Your task is to transcribe all the entries exactly, excluding pictures.

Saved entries
==*==
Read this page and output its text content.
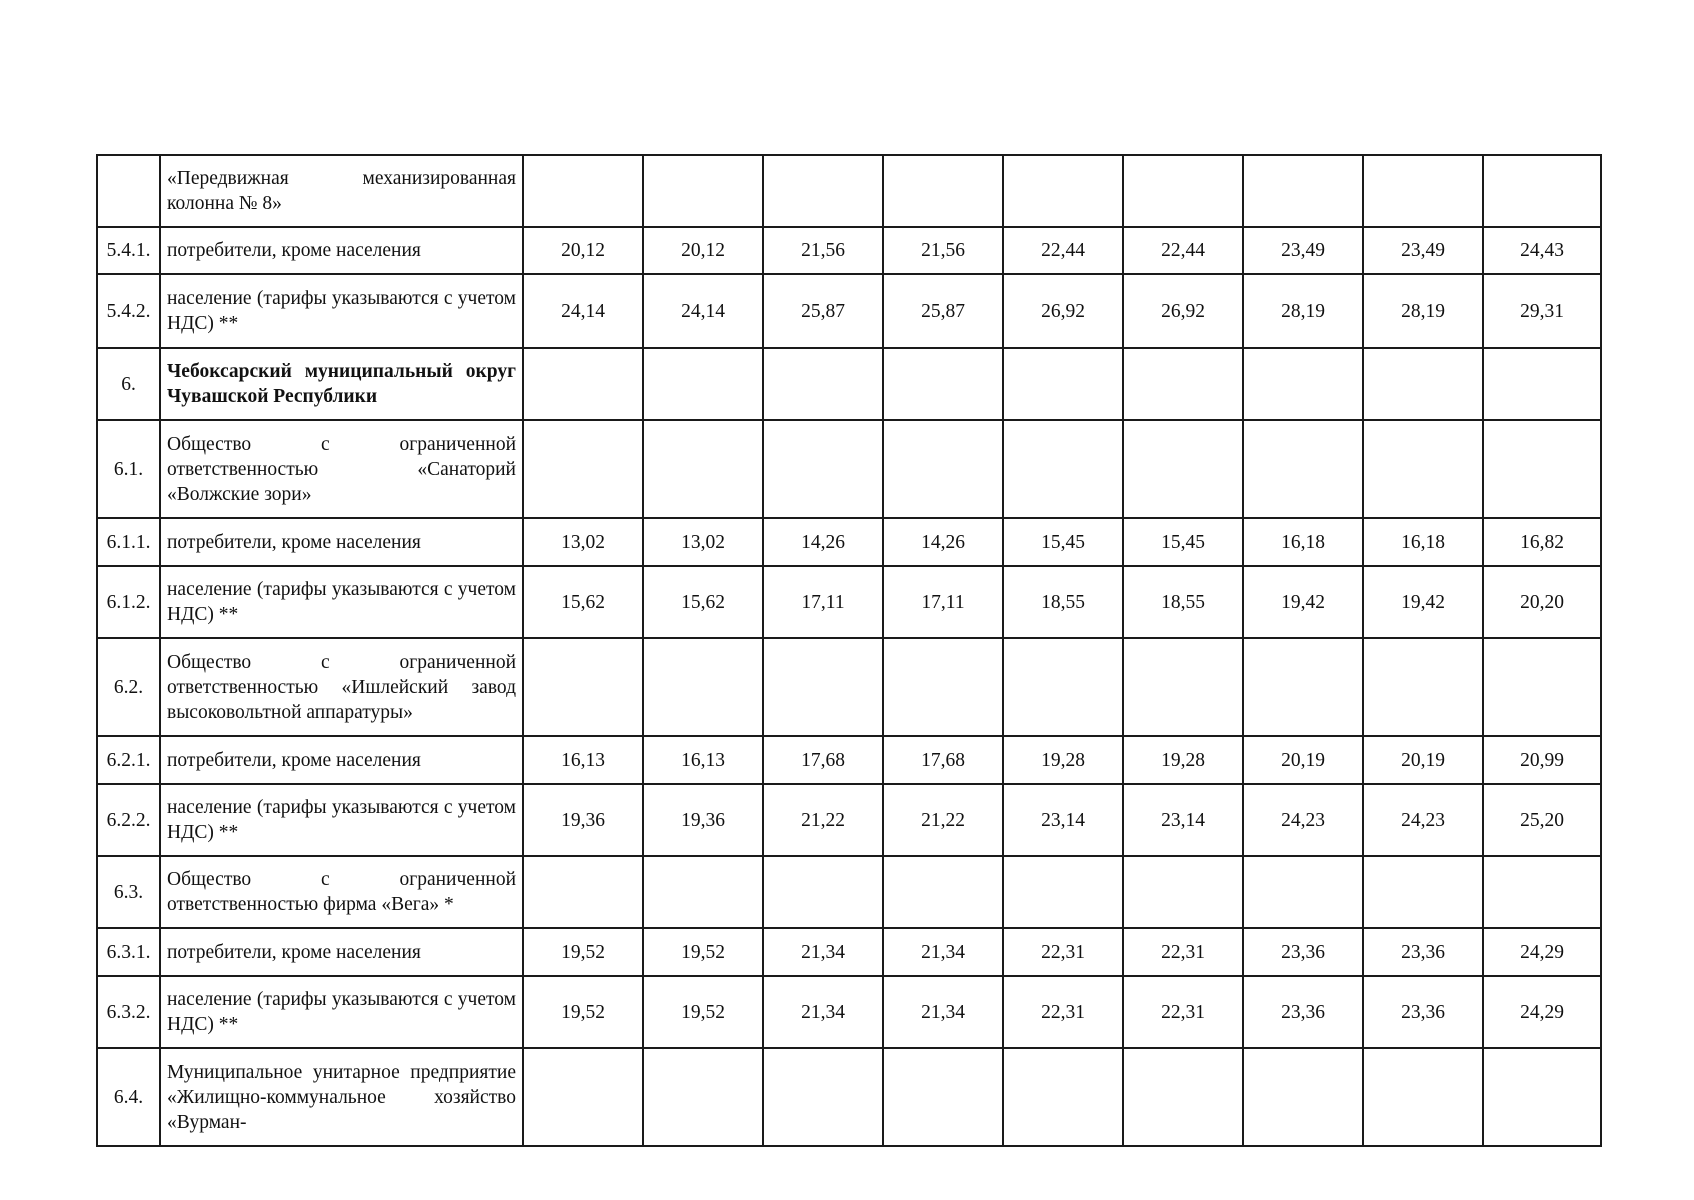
	«Передвижная механизированная колонна № 8»									
5.4.1.	потребители, кроме населения	20,12	20,12	21,56	21,56	22,44	22,44	23,49	23,49	24,43
5.4.2.	население (тарифы указываются с учетом НДС) **	24,14	24,14	25,87	25,87	26,92	26,92	28,19	28,19	29,31
6.	Чебоксарский муниципальный округ Чувашской Республики									
6.1.	Общество с ограниченной ответственностью «Санаторий «Волжские зори»									
6.1.1.	потребители, кроме населения	13,02	13,02	14,26	14,26	15,45	15,45	16,18	16,18	16,82
6.1.2.	население (тарифы указываются с учетом НДС) **	15,62	15,62	17,11	17,11	18,55	18,55	19,42	19,42	20,20
6.2.	Общество с ограниченной ответственностью «Ишлейский завод высоковольтной аппаратуры»									
6.2.1.	потребители, кроме населения	16,13	16,13	17,68	17,68	19,28	19,28	20,19	20,19	20,99
6.2.2.	население (тарифы указываются с учетом НДС) **	19,36	19,36	21,22	21,22	23,14	23,14	24,23	24,23	25,20
6.3.	Общество с ограниченной ответственностью фирма «Вега» *									
6.3.1.	потребители, кроме населения	19,52	19,52	21,34	21,34	22,31	22,31	23,36	23,36	24,29
6.3.2.	население (тарифы указываются с учетом НДС) **	19,52	19,52	21,34	21,34	22,31	22,31	23,36	23,36	24,29
6.4.	Муниципальное унитарное предприятие «Жилищно-коммунальное хозяйство «Вурман-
==*==
** EXERCISE RESPONSE **
Read this page and output its text content.
	«Передвижная механизированная колонна № 8»									
5.4.1.	потребители, кроме населения	20,12	20,12	21,56	21,56	22,44	22,44	23,49	23,49	24,43
5.4.2.	население (тарифы указываются с учетом НДС) **	24,14	24,14	25,87	25,87	26,92	26,92	28,19	28,19	29,31
6.	Чебоксарский муниципальный округ Чувашской Республики									
6.1.	Общество с ограниченной ответственностью «Санаторий «Волжские зори»									
6.1.1.	потребители, кроме населения	13,02	13,02	14,26	14,26	15,45	15,45	16,18	16,18	16,82
6.1.2.	население (тарифы указываются с учетом НДС) **	15,62	15,62	17,11	17,11	18,55	18,55	19,42	19,42	20,20
6.2.	Общество с ограниченной ответственностью «Ишлейский завод высоковольтной аппаратуры»									
6.2.1.	потребители, кроме населения	16,13	16,13	17,68	17,68	19,28	19,28	20,19	20,19	20,99
6.2.2.	население (тарифы указываются с учетом НДС) **	19,36	19,36	21,22	21,22	23,14	23,14	24,23	24,23	25,20
6.3.	Общество с ограниченной ответственностью фирма «Вега» *									
6.3.1.	потребители, кроме населения	19,52	19,52	21,34	21,34	22,31	22,31	23,36	23,36	24,29
6.3.2.	население (тарифы указываются с учетом НДС) **	19,52	19,52	21,34	21,34	22,31	22,31	23,36	23,36	24,29
6.4.	Муниципальное унитарное предприятие «Жилищно-коммунальное хозяйство «Вурман-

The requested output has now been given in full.